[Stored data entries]
— Start —
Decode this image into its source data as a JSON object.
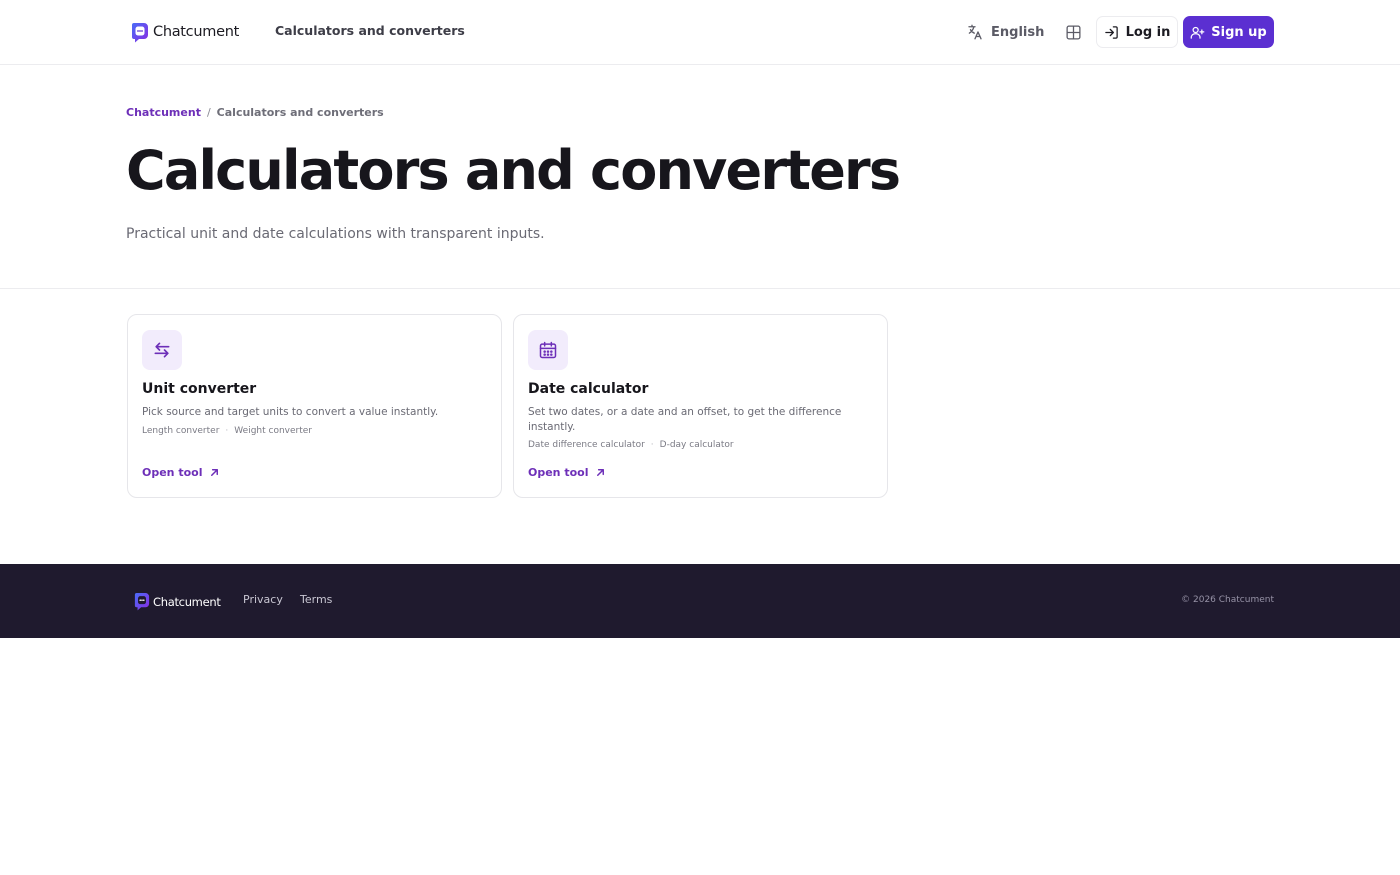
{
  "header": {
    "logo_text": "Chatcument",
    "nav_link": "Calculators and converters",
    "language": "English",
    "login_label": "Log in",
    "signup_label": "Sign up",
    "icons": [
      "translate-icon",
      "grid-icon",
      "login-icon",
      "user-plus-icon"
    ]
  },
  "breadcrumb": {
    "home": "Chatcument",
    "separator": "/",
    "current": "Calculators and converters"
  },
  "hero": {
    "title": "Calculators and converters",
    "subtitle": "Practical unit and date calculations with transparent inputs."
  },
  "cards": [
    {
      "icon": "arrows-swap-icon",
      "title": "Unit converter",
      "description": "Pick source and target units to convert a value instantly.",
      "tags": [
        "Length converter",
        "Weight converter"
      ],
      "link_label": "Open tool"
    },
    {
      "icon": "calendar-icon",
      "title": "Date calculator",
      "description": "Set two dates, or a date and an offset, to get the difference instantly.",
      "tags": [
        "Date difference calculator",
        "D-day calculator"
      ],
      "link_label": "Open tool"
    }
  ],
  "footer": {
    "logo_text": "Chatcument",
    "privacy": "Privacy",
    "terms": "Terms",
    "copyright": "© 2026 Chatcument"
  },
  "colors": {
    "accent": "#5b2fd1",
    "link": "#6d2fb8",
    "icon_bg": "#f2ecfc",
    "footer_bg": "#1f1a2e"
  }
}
— End —
Print out the material word for word, omitting the pictures.

Decode this image into its source data as a JSON object.
{
  "header": {
    "logo_text": "Chatcument",
    "nav_link": "Calculators and converters",
    "language": "English",
    "login_label": "Log in",
    "signup_label": "Sign up",
    "icons": [
      "translate-icon",
      "grid-icon",
      "login-icon",
      "user-plus-icon"
    ]
  },
  "breadcrumb": {
    "home": "Chatcument",
    "separator": "/",
    "current": "Calculators and converters"
  },
  "hero": {
    "title": "Calculators and converters",
    "subtitle": "Practical unit and date calculations with transparent inputs."
  },
  "cards": [
    {
      "icon": "arrows-swap-icon",
      "title": "Unit converter",
      "description": "Pick source and target units to convert a value instantly.",
      "tags": [
        "Length converter",
        "Weight converter"
      ],
      "link_label": "Open tool"
    },
    {
      "icon": "calendar-icon",
      "title": "Date calculator",
      "description": "Set two dates, or a date and an offset, to get the difference instantly.",
      "tags": [
        "Date difference calculator",
        "D-day calculator"
      ],
      "link_label": "Open tool"
    }
  ],
  "footer": {
    "logo_text": "Chatcument",
    "privacy": "Privacy",
    "terms": "Terms",
    "copyright": "© 2026 Chatcument"
  },
  "colors": {
    "accent": "#5b2fd1",
    "link": "#6d2fb8",
    "icon_bg": "#f2ecfc",
    "footer_bg": "#1f1a2e"
  }
}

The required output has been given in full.